▽

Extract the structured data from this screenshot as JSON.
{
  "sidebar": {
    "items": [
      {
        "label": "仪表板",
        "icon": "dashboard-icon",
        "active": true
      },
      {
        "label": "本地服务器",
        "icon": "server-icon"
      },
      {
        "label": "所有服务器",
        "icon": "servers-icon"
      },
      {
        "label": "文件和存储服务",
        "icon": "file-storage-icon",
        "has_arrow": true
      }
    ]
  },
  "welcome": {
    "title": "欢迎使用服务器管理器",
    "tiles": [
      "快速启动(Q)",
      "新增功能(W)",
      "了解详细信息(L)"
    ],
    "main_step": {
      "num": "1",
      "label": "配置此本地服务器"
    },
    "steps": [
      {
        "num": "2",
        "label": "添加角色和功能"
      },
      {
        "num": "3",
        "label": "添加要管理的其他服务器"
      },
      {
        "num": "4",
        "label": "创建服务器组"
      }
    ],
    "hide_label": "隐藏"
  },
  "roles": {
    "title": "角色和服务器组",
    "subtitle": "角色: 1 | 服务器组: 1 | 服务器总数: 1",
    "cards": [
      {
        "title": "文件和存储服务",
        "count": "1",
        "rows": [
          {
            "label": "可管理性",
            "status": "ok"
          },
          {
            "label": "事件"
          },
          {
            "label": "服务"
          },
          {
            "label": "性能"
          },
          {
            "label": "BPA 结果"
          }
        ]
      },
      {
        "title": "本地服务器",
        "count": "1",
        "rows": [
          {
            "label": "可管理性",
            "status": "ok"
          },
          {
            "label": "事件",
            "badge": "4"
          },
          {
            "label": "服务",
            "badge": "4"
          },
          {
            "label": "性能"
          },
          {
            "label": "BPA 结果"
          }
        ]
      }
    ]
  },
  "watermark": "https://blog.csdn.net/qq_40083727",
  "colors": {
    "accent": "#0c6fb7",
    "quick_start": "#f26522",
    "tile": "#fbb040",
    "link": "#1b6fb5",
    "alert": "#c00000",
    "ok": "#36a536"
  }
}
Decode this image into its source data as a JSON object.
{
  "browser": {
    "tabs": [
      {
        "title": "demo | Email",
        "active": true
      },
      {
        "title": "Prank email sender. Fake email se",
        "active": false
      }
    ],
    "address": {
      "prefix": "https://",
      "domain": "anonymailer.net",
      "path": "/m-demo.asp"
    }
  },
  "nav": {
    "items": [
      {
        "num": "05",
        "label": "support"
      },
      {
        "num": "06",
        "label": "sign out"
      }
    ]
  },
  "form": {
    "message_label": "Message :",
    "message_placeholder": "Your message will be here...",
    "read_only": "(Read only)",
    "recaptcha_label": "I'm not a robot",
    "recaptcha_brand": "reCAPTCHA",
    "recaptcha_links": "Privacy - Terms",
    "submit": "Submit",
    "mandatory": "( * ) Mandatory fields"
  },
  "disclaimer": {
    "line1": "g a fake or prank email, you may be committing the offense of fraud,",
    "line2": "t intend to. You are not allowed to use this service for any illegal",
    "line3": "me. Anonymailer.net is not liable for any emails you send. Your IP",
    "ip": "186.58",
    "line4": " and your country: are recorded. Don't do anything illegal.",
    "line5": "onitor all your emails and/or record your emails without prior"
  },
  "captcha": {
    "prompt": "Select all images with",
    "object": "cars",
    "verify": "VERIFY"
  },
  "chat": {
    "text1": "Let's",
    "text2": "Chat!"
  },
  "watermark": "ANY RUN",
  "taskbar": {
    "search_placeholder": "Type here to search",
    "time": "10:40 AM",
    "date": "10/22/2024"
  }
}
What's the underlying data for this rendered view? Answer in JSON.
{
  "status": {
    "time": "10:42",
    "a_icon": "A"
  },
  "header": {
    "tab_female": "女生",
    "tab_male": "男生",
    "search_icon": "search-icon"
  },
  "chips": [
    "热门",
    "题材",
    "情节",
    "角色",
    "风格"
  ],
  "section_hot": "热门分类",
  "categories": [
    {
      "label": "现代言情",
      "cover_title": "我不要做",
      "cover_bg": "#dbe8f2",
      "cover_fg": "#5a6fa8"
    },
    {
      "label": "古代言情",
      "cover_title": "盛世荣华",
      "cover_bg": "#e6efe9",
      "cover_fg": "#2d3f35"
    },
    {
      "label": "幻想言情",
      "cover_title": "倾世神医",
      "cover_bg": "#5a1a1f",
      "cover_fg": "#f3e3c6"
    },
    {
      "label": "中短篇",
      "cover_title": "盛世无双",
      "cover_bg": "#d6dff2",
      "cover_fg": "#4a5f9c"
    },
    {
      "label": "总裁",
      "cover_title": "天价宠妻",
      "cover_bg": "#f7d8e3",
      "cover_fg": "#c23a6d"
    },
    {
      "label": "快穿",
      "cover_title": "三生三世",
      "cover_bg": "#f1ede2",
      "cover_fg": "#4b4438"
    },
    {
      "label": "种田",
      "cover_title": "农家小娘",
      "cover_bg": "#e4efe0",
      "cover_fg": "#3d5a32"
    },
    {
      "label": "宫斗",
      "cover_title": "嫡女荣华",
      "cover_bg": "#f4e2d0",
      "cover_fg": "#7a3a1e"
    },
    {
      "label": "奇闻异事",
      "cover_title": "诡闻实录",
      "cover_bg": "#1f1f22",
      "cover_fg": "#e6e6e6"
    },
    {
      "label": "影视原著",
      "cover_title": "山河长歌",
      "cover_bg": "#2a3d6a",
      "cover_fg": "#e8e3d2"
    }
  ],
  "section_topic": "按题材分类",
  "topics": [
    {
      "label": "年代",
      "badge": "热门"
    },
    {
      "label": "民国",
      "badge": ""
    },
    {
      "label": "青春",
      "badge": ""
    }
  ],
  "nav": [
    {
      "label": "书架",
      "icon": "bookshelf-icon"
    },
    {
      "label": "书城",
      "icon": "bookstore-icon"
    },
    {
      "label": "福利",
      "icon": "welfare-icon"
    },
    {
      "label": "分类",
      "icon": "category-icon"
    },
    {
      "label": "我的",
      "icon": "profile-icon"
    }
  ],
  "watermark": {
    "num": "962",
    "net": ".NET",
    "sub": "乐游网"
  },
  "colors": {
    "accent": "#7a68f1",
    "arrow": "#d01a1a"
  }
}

△

What to do: Select every line of the records holding the string "object".

Finished task:
Decode this image into its source data as a JSON object.
    "object": "cars",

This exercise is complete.